> _DOCUMENT_:
On-site childcare is considered an attraction for new employees as well, especially given the more than 125 job openings at the Bar Harbor campus, many of which have been open for quite some time, he said.
The lab would subcontract the Down East Family YMCA to run the facility, he said. The two organizations are partners in a childcare facility in Ellsworth, the Beechland Road Early Learning Center.
The proposed facility would be for lab employees. But if space is available, it will accept applications from the larger community as well, Fitzpatrick said.
“We think this offers an attractive benefit to our employees,” he said.
Fitzpatrick said the facility could free up capacity at other childcare facilities in the larger community.
The lab hired Bangor engineering firm Woodard & Curran Inc. for the project.
Fitzpatrick said surveys conducted by the lab show that the facility would have demand for 40 to 50 spots, for children up to age 4.
“We think we’ll be able to fill 40 right off the bat,” he said.
Currently, he added, some Bar Harbor employees drive their children to the Ellsworth childcare facility, then drive back to Bar Harbor for work, a round-trip of 40 miles.
“From an employment point of view and making this the place that people want to work, I think this is a wonderful concept,” said Planning Board member Ruth Eveland.
The board scheduled a public hearing on the proposal for Sept. 7.
The lab previously proposed working with the MDI YMCA to build a childcare facility on the YMCA site in Bar Harbor. That space would have been operated by the Down East Family YMCA in Ellsworth and funded by the lab.
But in April 20201, the lab and the MDI YMCA mutually agreed to discontinue those plans, citing cost escalations, according to a news release at the time.

> _PROBLEMS AND TASKS_:
**a)** Answer these from the childcare article:
(i) Which engineering firm did the lab hire for the project?
(ii) Up to what age would children be served, according to the lab's surveys?
(iii) What date did the board set for the public hearing?
**b)** Repeat word for word the part of the childcare article that opens with the words containing "Fitzpatrick said the" and closes with "member Ruth Eveland.".
You won't need the listing for anything.

> _EXCERPTED RECORDS_:

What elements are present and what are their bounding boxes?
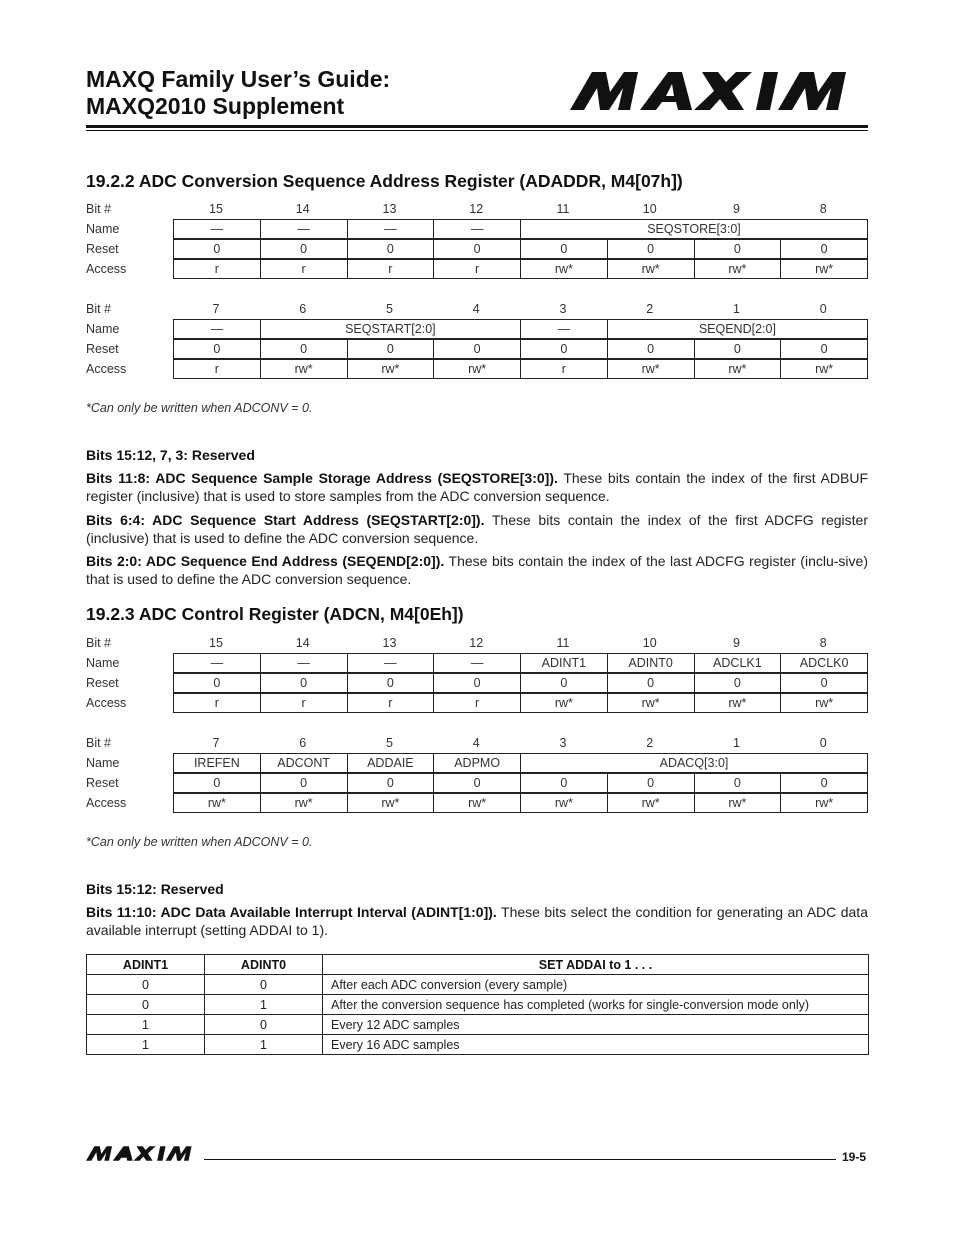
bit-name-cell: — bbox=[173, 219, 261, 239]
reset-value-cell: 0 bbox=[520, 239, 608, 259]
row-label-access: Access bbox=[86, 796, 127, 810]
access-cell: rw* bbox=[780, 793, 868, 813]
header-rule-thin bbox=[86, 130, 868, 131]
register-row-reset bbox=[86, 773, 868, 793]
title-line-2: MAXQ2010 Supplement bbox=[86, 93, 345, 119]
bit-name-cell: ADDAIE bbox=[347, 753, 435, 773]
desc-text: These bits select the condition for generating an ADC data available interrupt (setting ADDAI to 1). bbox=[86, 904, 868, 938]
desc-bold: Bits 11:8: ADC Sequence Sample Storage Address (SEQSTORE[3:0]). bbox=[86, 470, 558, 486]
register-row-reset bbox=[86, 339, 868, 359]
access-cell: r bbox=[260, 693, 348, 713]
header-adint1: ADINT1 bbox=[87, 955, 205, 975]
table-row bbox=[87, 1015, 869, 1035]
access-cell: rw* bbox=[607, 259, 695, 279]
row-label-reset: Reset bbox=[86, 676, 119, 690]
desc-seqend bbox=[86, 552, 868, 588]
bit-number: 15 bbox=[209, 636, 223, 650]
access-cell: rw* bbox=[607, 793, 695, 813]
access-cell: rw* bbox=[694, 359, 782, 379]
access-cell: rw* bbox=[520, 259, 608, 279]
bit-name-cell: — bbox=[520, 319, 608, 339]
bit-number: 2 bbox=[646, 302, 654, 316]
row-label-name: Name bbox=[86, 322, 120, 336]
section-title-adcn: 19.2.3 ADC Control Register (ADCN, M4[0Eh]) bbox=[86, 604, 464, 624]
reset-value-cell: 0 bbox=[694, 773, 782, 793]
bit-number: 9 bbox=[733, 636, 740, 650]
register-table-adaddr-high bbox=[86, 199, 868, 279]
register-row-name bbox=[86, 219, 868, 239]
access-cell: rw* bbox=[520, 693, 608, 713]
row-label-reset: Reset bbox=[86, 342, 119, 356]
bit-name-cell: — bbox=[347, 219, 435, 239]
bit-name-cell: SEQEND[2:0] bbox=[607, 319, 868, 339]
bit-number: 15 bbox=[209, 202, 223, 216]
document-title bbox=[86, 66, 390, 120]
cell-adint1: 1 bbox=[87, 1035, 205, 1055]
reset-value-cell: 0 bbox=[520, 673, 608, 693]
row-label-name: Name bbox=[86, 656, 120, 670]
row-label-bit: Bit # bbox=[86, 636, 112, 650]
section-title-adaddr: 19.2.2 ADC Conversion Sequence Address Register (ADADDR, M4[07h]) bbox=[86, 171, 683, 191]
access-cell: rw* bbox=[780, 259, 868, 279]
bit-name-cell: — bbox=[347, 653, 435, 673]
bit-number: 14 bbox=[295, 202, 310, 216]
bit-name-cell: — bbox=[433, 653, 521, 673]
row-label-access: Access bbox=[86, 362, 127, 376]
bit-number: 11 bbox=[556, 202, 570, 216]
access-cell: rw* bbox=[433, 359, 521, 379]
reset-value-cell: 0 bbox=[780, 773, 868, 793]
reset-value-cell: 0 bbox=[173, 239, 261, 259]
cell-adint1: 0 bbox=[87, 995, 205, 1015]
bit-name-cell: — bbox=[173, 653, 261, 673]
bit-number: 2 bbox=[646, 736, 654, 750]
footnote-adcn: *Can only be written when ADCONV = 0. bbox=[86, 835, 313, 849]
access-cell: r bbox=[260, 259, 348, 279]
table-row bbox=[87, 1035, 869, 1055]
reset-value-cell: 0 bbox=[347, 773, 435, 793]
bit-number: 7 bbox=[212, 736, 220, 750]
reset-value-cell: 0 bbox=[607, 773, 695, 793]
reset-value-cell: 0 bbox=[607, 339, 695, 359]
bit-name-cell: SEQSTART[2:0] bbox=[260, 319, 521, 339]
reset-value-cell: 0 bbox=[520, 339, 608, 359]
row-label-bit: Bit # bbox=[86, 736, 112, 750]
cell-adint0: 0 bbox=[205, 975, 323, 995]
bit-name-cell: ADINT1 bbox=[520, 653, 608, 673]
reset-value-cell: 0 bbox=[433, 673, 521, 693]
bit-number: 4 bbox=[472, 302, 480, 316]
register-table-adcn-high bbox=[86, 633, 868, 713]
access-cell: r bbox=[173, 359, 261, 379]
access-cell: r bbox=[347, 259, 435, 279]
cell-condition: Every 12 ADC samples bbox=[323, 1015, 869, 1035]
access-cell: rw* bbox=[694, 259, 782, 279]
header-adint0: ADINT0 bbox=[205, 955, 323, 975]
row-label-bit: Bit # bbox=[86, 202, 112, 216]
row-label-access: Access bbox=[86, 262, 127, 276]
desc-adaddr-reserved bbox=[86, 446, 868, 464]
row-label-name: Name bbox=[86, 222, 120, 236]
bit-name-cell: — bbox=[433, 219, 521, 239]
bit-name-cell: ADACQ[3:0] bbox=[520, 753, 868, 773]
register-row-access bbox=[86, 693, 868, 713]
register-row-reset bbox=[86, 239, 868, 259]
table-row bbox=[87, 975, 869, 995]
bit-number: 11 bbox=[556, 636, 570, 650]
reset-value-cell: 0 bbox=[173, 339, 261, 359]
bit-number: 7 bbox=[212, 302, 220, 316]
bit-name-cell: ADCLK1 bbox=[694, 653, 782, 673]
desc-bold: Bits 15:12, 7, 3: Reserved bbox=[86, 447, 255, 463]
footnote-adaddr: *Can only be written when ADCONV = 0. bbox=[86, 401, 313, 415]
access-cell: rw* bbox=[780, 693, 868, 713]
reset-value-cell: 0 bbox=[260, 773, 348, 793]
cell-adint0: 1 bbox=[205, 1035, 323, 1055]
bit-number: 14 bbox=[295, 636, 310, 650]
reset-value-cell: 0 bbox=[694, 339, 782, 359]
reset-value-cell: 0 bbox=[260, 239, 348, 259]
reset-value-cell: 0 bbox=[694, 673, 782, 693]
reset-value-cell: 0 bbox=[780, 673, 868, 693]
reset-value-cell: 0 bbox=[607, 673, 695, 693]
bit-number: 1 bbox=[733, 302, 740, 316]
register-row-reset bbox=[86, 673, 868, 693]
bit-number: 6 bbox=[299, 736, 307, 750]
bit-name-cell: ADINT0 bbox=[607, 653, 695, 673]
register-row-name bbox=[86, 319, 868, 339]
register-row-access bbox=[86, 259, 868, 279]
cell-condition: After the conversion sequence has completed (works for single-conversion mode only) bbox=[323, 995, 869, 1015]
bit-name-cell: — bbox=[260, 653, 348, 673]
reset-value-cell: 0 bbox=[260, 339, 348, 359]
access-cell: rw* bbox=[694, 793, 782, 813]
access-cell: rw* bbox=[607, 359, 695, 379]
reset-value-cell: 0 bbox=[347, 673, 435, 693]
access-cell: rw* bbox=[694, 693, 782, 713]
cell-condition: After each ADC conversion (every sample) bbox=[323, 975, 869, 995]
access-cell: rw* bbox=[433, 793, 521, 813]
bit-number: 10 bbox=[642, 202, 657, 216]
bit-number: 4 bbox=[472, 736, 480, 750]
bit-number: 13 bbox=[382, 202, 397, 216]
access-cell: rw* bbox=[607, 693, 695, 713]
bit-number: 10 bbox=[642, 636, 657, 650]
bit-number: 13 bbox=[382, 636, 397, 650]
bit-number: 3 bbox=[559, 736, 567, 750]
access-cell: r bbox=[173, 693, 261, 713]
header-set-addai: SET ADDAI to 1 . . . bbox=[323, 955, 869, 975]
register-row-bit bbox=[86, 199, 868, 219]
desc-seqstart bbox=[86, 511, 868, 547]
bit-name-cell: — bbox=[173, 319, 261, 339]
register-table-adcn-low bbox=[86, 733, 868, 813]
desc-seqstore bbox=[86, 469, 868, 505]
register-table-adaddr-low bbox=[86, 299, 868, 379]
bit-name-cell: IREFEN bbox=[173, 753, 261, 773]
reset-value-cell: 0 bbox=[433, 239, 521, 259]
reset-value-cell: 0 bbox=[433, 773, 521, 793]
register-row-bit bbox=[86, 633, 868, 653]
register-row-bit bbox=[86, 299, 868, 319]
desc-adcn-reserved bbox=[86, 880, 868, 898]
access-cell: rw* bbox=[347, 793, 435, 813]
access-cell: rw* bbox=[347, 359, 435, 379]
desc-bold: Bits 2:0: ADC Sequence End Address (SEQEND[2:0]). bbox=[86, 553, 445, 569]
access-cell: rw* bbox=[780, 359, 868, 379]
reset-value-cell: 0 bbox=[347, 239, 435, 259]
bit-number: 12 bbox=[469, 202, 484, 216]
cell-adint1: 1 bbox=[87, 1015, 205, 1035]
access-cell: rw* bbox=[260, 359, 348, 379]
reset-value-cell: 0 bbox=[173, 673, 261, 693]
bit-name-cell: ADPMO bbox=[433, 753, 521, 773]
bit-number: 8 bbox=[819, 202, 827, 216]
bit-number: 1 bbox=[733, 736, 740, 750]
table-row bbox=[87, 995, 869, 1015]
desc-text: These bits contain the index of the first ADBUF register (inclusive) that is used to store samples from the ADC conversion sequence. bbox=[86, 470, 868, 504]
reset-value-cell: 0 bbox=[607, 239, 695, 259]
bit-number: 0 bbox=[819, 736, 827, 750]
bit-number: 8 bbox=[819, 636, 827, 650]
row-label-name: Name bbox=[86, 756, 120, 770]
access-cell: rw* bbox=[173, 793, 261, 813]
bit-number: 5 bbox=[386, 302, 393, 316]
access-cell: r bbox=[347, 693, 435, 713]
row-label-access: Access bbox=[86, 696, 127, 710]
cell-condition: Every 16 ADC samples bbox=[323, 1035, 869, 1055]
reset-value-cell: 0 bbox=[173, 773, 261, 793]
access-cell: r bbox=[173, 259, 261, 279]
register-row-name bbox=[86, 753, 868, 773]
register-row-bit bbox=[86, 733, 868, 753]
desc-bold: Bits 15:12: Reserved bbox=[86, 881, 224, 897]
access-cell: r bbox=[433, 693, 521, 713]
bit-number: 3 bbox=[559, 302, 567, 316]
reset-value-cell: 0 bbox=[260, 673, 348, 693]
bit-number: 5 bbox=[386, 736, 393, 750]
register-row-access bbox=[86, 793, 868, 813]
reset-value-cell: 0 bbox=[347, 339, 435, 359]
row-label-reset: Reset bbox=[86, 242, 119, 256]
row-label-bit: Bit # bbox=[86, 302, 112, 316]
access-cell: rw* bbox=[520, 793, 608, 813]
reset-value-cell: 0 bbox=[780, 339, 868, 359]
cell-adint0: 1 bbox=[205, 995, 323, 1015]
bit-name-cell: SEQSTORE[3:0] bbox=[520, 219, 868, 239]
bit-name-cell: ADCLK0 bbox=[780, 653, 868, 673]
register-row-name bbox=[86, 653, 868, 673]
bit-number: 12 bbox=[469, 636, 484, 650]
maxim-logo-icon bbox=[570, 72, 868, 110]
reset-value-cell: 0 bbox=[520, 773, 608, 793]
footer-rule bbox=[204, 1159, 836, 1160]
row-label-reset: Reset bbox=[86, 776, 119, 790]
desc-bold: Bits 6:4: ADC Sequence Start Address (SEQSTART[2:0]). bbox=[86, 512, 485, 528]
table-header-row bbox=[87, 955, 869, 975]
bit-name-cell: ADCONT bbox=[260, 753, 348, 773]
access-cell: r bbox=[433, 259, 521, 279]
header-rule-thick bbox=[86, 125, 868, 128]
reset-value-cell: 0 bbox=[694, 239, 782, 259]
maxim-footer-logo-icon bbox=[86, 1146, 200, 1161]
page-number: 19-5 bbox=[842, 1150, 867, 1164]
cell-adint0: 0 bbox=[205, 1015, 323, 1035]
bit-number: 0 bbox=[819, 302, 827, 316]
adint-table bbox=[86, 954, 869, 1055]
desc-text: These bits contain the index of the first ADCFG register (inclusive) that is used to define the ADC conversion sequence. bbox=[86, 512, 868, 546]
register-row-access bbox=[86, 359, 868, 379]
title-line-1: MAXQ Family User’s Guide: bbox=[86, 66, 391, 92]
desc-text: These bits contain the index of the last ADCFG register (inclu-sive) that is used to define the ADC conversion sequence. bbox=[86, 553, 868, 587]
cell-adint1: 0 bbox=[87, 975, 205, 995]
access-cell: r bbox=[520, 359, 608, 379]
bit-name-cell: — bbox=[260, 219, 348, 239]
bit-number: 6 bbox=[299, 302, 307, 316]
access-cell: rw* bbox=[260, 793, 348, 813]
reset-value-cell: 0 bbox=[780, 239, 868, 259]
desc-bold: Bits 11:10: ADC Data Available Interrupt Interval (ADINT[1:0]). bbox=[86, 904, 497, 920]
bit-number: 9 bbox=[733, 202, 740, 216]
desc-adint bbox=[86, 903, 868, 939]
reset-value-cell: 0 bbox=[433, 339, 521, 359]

---

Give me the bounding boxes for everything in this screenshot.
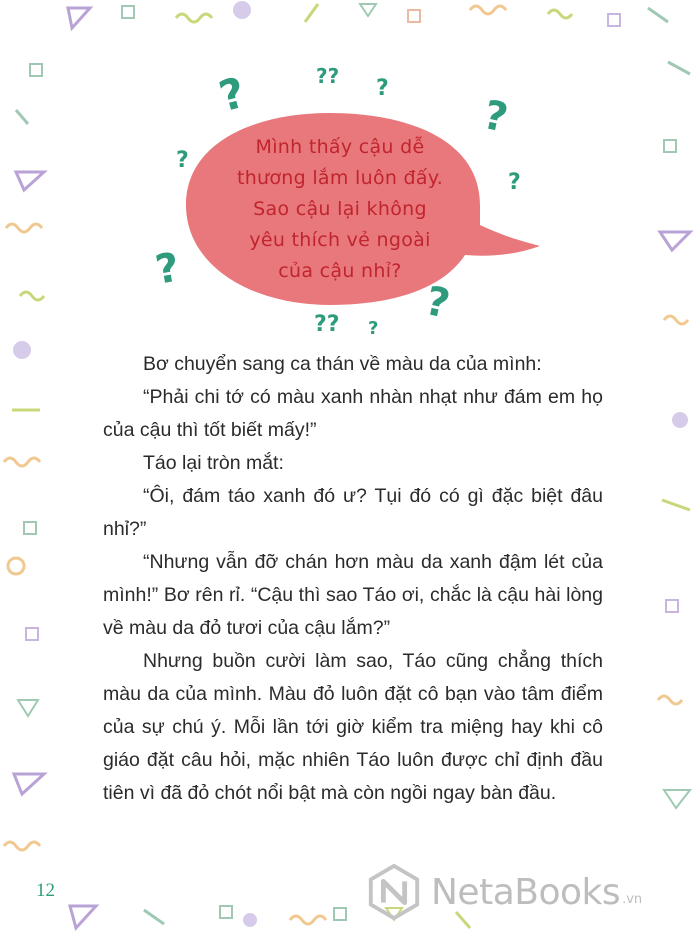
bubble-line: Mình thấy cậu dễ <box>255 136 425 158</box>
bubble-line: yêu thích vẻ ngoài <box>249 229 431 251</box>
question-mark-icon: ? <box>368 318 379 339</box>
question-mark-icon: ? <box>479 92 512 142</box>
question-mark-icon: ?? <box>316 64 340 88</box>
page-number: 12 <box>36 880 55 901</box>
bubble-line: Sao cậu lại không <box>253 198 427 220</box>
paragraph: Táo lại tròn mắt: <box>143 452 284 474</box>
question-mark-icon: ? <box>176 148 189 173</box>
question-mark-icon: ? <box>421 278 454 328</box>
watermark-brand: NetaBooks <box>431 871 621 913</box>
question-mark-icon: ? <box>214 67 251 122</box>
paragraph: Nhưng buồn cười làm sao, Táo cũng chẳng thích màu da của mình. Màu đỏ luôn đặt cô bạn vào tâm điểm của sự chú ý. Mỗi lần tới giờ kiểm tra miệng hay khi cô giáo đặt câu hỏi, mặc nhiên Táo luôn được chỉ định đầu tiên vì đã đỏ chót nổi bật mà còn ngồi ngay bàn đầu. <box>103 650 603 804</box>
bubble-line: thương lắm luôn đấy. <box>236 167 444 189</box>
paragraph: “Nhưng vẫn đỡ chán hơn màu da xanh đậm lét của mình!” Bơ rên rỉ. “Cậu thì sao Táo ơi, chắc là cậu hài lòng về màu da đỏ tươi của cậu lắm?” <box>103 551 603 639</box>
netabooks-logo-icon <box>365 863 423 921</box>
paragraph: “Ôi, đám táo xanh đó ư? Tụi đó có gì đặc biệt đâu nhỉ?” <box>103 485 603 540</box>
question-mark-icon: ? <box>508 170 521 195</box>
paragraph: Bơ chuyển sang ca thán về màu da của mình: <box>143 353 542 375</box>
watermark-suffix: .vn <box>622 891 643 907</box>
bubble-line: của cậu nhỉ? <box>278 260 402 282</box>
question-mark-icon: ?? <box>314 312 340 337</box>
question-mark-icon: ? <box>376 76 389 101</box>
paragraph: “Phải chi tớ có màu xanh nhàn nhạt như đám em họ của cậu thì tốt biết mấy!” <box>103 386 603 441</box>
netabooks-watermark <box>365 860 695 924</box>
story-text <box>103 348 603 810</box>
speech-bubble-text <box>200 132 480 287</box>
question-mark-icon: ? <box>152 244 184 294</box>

> _RESPONSES IN ORDER_:
**a)**
(i) Woodard & Curran Inc.
(ii) Up to age 4.
(iii) Sept. 7.

**b)**
Fitzpatrick said the facility could free up capacity at other childcare facilities in the larger community.
The lab hired Bangor engineering firm Woodard & Curran Inc. for the project.
Fitzpatrick said surveys conducted by the lab show that the facility would have demand for 40 to 50 spots, for children up to age 4.
“We think we’ll be able to fill 40 right off the bat,” he said.
Currently, he added, some Bar Harbor employees drive their children to the Ellsworth childcare facility, then drive back to Bar Harbor for work, a round-trip of 40 miles.
“From an employment point of view and making this the place that people want to work, I think this is a wonderful concept,” said Planning Board member Ruth Eveland.